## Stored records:

━━━━

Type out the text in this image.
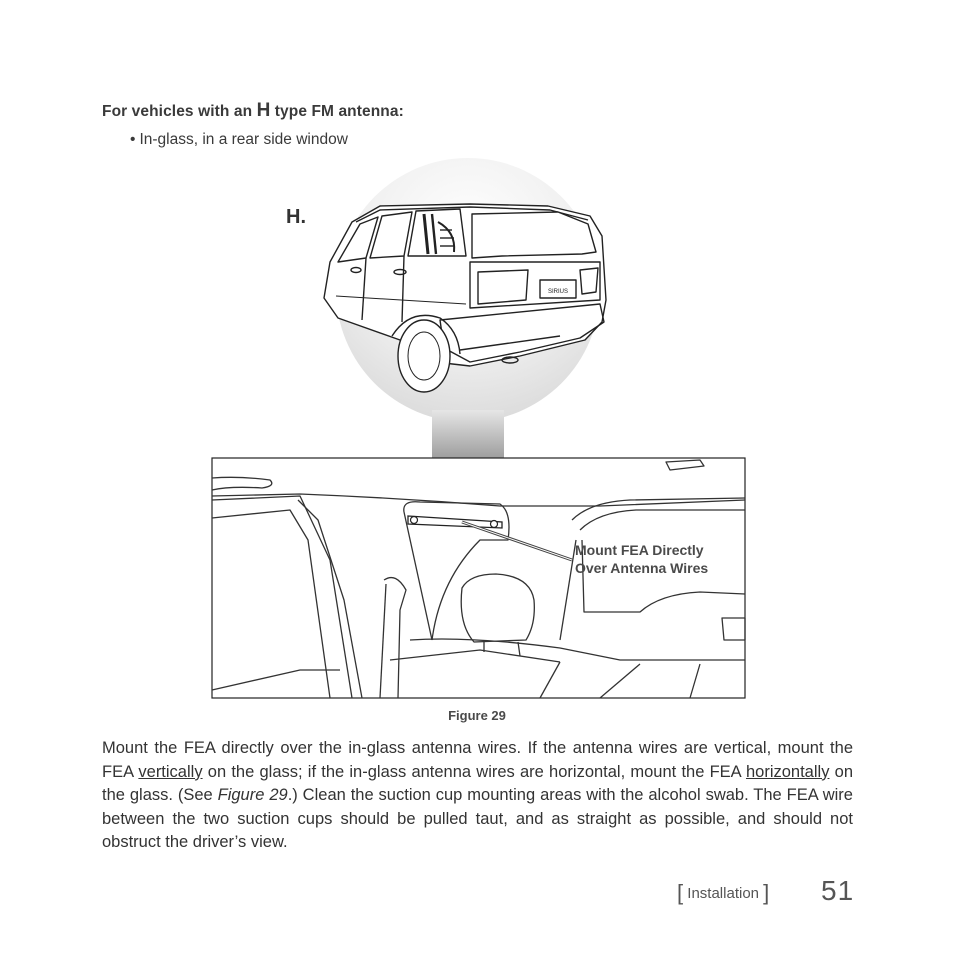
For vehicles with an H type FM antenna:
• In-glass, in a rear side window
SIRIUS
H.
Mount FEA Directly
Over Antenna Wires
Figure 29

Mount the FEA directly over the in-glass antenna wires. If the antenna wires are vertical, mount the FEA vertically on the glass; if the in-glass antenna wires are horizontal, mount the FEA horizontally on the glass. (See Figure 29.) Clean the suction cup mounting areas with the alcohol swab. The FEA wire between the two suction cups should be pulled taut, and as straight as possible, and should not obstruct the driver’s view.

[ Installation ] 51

━━━━

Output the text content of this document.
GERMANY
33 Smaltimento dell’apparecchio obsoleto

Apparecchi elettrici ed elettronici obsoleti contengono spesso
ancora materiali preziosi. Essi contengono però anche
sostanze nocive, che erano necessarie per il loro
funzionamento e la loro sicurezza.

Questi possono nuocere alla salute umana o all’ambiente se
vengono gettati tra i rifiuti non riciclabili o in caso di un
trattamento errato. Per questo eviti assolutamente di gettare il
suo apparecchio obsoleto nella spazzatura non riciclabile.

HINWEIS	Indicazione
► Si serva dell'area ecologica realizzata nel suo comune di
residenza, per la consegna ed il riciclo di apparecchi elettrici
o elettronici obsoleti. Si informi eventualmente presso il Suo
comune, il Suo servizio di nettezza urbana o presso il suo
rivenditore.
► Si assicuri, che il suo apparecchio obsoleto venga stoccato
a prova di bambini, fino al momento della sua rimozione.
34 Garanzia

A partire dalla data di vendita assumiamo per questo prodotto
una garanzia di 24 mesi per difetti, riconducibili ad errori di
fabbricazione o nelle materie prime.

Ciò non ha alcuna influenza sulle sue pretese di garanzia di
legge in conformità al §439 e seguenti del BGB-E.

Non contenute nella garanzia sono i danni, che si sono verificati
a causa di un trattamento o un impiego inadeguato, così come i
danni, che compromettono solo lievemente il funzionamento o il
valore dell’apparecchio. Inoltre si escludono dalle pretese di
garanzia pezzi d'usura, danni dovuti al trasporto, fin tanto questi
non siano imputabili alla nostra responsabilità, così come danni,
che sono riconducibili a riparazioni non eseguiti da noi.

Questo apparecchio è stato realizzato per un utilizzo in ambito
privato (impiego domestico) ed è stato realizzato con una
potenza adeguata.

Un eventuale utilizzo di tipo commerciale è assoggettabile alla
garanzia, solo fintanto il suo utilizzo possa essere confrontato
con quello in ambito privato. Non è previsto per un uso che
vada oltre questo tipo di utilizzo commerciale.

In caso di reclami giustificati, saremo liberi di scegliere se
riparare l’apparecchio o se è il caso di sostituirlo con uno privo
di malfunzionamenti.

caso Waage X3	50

━━━━

## GOAL:
Go through the entries above and count the lines containing the word "contengono"; give only that count.

## RESULT:
2